## Goal of the exercise
Your task is to transcribe the records exactly, skipping every image.

[Extracted data entries]
** BEGIN **

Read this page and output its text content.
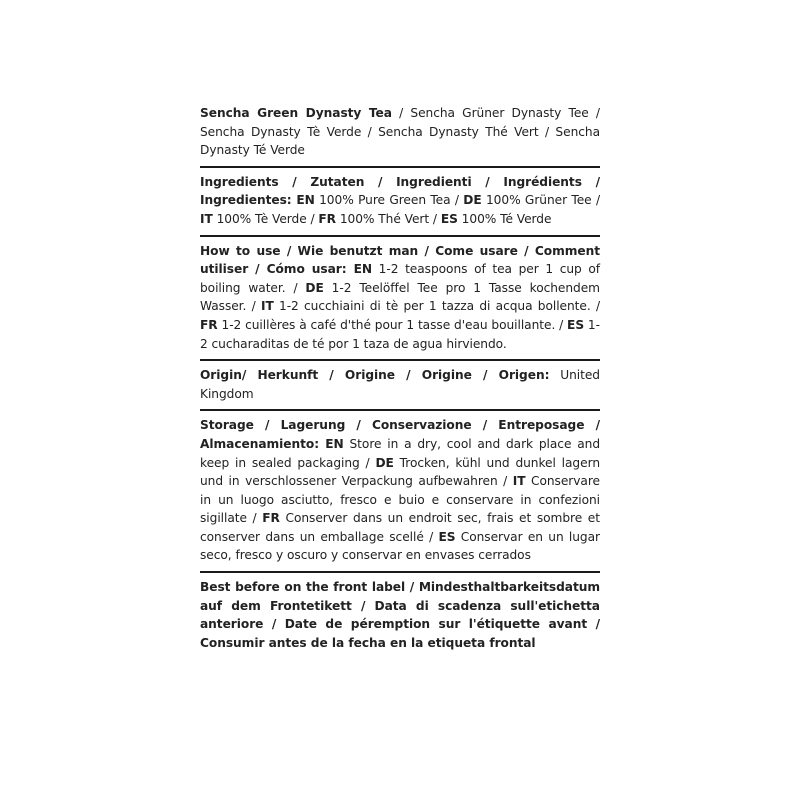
Sencha Green Dynasty Tea / Sencha Grüner Dynasty Tee / Sencha Dynasty Tè Verde / Sencha Dynasty Thé Vert / Sencha Dynasty Té Verde
Ingredients / Zutaten / Ingredienti / Ingrédients / Ingredientes: EN 100% Pure Green Tea / DE 100% Grüner Tee / IT 100% Tè Verde / FR 100% Thé Vert / ES 100% Té Verde
How to use / Wie benutzt man / Come usare / Comment utiliser / Cómo usar: EN 1-2 teaspoons of tea per 1 cup of boiling water. / DE 1-2 Teelöffel Tee pro 1 Tasse kochendem Wasser. / IT 1-2 cucchiaini di tè per 1 tazza di acqua bollente. / FR 1-2 cuillères à café d'thé pour 1 tasse d'eau bouillante. / ES 1-2 cucharaditas de té por 1 taza de agua hirviendo.
Origin/ Herkunft / Origine / Origine / Origen: United Kingdom
Storage / Lagerung / Conservazione / Entreposage / Almacenamiento: EN Store in a dry, cool and dark place and keep in sealed packaging / DE Trocken, kühl und dunkel lagern und in verschlossener Verpackung aufbewahren / IT Conservare in un luogo asciutto, fresco e buio e conservare in confezioni sigillate / FR Conserver dans un endroit sec, frais et sombre et conserver dans un emballage scellé / ES Conservar en un lugar seco, fresco y oscuro y conservar en envases cerrados
Best before on the front label / Mindesthaltbarkeitsdatum auf dem Frontetikett / Data di scadenza sull'etichetta anteriore / Date de péremption sur l'étiquette avant / Consumir antes de la fecha en la etiqueta frontal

** END **

## Answer for this exercise
Read this page and output its text content.
Sencha Green Dynasty Tea / Sencha Grüner Dynasty Tee / Sencha Dynasty Tè Verde / Sencha Dynasty Thé Vert / Sencha Dynasty Té Verde
Ingredients / Zutaten / Ingredienti / Ingrédients / Ingredientes: EN 100% Pure Green Tea / DE 100% Grüner Tee / IT 100% Tè Verde / FR 100% Thé Vert / ES 100% Té Verde
How to use / Wie benutzt man / Come usare / Comment utiliser / Cómo usar: EN 1-2 teaspoons of tea per 1 cup of boiling water. / DE 1-2 Teelöffel Tee pro 1 Tasse kochendem Wasser. / IT 1-2 cucchiaini di tè per 1 tazza di acqua bollente. / FR 1-2 cuillères à café d'thé pour 1 tasse d'eau bouillante. / ES 1-2 cucharaditas de té por 1 taza de agua hirviendo.
Origin/ Herkunft / Origine / Origine / Origen: United Kingdom
Storage / Lagerung / Conservazione / Entreposage / Almacenamiento: EN Store in a dry, cool and dark place and keep in sealed packaging / DE Trocken, kühl und dunkel lagern und in verschlossener Verpackung aufbewahren / IT Conservare in un luogo asciutto, fresco e buio e conservare in confezioni sigillate / FR Conserver dans un endroit sec, frais et sombre et conserver dans un emballage scellé / ES Conservar en un lugar seco, fresco y oscuro y conservar en envases cerrados
Best before on the front label / Mindesthaltbarkeitsdatum auf dem Frontetikett / Data di scadenza sull'etichetta anteriore / Date de péremption sur l'étiquette avant / Consumir antes de la fecha en la etiqueta frontal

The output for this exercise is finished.